__TASK INSTRUCTIONS__: Pick out every line of the entries below where "Choose" occurs, and copy those lines.
↓↓↓
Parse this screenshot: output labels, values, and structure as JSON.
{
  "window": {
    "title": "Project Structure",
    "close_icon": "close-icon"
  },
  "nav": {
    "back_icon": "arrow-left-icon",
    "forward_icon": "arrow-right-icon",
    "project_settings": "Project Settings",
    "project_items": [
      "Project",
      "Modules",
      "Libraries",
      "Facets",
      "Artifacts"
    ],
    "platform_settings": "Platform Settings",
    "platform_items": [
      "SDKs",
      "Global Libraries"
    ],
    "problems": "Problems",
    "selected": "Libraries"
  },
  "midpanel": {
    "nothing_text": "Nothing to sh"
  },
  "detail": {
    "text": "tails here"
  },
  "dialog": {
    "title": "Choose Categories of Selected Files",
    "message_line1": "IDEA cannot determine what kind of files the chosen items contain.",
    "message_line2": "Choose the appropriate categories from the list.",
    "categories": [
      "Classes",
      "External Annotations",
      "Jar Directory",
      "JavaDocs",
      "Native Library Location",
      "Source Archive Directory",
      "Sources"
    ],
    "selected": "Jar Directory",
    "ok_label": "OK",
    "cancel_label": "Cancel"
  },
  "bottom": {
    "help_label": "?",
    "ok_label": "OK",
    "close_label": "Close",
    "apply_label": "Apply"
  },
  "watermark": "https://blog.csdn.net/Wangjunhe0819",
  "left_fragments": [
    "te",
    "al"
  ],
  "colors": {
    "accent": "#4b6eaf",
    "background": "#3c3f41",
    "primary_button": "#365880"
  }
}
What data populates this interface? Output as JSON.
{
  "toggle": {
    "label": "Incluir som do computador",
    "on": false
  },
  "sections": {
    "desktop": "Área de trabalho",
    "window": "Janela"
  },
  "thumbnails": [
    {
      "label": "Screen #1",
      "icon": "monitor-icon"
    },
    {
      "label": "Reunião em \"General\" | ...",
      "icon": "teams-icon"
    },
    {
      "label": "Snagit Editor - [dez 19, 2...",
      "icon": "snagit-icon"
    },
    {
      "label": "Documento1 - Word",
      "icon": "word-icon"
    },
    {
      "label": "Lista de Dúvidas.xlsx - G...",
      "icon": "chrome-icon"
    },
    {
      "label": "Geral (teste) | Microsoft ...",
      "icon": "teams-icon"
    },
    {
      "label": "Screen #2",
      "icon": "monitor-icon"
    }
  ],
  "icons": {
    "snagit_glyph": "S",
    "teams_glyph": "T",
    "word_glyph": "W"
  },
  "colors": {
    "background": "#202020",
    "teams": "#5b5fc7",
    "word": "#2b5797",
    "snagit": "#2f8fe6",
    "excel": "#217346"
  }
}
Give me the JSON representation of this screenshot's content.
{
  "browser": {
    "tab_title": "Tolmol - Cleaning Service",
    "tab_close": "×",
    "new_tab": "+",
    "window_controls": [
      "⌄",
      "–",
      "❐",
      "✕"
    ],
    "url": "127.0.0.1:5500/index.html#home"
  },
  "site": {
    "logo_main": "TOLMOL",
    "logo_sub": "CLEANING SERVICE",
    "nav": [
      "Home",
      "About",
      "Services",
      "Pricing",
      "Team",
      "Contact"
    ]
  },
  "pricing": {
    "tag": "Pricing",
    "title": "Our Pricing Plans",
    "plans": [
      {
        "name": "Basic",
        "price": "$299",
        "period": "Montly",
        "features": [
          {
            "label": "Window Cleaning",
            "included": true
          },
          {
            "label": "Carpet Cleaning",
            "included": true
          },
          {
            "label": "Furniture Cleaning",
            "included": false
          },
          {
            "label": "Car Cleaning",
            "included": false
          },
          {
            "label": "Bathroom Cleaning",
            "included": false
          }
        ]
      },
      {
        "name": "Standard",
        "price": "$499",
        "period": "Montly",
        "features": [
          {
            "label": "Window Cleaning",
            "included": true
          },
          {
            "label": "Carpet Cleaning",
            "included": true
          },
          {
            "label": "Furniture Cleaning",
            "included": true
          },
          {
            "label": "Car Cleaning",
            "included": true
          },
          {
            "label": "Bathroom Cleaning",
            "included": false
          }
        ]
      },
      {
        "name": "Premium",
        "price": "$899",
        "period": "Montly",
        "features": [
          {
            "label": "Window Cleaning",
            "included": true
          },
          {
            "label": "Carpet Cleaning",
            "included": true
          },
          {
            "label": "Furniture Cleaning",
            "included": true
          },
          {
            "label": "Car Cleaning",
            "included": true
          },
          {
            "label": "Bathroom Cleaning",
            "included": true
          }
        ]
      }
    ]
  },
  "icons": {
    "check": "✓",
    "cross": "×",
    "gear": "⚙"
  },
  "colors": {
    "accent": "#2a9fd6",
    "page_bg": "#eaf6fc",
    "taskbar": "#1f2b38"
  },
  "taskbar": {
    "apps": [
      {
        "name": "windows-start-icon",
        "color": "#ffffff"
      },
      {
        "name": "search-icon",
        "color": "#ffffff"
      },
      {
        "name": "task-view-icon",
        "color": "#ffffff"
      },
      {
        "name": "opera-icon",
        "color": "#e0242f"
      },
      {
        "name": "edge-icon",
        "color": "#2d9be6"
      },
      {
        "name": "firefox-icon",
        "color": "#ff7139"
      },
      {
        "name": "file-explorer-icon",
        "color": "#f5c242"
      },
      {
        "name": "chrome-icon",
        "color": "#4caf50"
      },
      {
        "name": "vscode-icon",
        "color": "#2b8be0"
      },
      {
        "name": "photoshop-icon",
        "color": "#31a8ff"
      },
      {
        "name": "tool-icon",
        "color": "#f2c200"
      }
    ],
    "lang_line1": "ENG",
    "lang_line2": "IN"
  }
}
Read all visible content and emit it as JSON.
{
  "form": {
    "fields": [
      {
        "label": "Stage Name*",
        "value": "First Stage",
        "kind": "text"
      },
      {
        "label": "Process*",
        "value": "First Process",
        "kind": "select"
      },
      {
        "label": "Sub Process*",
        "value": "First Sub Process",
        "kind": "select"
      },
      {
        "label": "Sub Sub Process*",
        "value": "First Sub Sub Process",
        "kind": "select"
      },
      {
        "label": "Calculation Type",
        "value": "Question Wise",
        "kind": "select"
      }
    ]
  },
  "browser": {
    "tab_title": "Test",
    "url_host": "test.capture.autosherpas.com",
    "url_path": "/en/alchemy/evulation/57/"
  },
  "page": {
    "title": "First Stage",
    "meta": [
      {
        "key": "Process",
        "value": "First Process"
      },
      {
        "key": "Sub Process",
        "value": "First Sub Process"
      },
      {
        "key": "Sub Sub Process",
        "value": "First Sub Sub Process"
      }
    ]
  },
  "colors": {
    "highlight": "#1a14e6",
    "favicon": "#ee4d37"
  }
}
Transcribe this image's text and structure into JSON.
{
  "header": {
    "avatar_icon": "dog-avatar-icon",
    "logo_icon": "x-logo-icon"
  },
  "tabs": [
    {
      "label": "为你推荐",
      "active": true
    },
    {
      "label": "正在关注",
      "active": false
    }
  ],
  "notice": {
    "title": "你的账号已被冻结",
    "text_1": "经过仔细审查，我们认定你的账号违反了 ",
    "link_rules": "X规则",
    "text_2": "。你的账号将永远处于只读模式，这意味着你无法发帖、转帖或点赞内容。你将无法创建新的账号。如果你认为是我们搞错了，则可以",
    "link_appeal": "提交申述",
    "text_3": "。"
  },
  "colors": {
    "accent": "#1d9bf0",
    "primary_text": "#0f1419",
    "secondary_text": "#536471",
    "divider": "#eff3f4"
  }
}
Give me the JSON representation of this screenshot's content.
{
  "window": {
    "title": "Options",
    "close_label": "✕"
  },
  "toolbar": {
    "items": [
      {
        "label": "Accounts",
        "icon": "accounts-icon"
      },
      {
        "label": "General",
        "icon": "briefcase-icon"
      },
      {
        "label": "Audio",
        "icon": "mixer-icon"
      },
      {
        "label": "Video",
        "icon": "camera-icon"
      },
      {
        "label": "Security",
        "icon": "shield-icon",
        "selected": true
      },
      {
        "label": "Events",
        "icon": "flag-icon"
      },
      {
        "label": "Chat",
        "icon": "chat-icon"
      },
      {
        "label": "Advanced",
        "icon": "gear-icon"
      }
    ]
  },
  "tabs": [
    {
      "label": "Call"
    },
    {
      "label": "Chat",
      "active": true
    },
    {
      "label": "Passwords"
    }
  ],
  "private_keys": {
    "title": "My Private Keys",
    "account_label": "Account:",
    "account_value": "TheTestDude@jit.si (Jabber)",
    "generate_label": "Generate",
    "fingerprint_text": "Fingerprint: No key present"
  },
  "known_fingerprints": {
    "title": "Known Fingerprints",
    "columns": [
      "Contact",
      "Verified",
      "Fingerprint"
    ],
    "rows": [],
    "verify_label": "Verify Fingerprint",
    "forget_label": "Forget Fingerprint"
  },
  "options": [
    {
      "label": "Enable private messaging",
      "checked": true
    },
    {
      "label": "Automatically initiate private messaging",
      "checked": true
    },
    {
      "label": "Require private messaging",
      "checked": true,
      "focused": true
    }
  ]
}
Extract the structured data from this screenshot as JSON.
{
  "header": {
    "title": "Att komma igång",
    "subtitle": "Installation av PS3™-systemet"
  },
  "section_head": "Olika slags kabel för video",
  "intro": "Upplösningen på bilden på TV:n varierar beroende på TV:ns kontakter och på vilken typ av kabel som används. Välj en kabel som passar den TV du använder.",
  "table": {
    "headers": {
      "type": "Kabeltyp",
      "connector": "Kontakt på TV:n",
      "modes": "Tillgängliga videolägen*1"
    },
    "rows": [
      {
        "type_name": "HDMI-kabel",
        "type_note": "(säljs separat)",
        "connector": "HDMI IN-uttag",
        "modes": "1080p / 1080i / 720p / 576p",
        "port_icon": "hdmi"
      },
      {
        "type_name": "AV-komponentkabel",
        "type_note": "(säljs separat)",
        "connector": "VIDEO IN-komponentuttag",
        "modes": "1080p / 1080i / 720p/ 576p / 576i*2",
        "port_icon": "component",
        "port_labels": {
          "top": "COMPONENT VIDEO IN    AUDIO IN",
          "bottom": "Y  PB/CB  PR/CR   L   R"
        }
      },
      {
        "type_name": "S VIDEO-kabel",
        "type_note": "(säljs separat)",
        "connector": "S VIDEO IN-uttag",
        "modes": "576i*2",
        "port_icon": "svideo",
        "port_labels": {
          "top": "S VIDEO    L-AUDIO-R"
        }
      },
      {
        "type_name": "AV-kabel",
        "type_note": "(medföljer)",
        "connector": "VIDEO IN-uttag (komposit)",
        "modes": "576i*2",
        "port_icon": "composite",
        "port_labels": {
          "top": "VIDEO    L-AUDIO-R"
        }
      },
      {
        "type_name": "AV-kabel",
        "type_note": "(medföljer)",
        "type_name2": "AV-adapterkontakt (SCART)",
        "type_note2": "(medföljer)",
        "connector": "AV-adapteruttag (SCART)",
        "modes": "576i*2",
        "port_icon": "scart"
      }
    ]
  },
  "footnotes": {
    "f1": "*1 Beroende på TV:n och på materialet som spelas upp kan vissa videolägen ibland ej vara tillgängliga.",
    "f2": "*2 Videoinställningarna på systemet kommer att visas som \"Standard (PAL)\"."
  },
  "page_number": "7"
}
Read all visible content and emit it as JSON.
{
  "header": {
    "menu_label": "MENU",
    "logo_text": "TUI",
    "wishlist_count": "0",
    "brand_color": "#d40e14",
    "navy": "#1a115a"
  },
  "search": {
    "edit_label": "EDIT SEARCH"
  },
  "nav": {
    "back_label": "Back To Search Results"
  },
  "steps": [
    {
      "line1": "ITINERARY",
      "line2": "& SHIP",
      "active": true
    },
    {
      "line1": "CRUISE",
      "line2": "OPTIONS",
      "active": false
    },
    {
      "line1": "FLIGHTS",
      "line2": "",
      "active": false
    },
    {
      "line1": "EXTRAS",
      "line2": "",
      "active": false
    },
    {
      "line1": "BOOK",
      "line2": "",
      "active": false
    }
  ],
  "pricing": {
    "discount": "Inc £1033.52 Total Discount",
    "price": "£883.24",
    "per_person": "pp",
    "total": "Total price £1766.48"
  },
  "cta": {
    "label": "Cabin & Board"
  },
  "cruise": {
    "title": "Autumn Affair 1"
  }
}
↑↑↑
__THE RESPONSE__:
    "title": "Choose Categories of Selected Files",
    "message_line2": "Choose the appropriate categories from the list.",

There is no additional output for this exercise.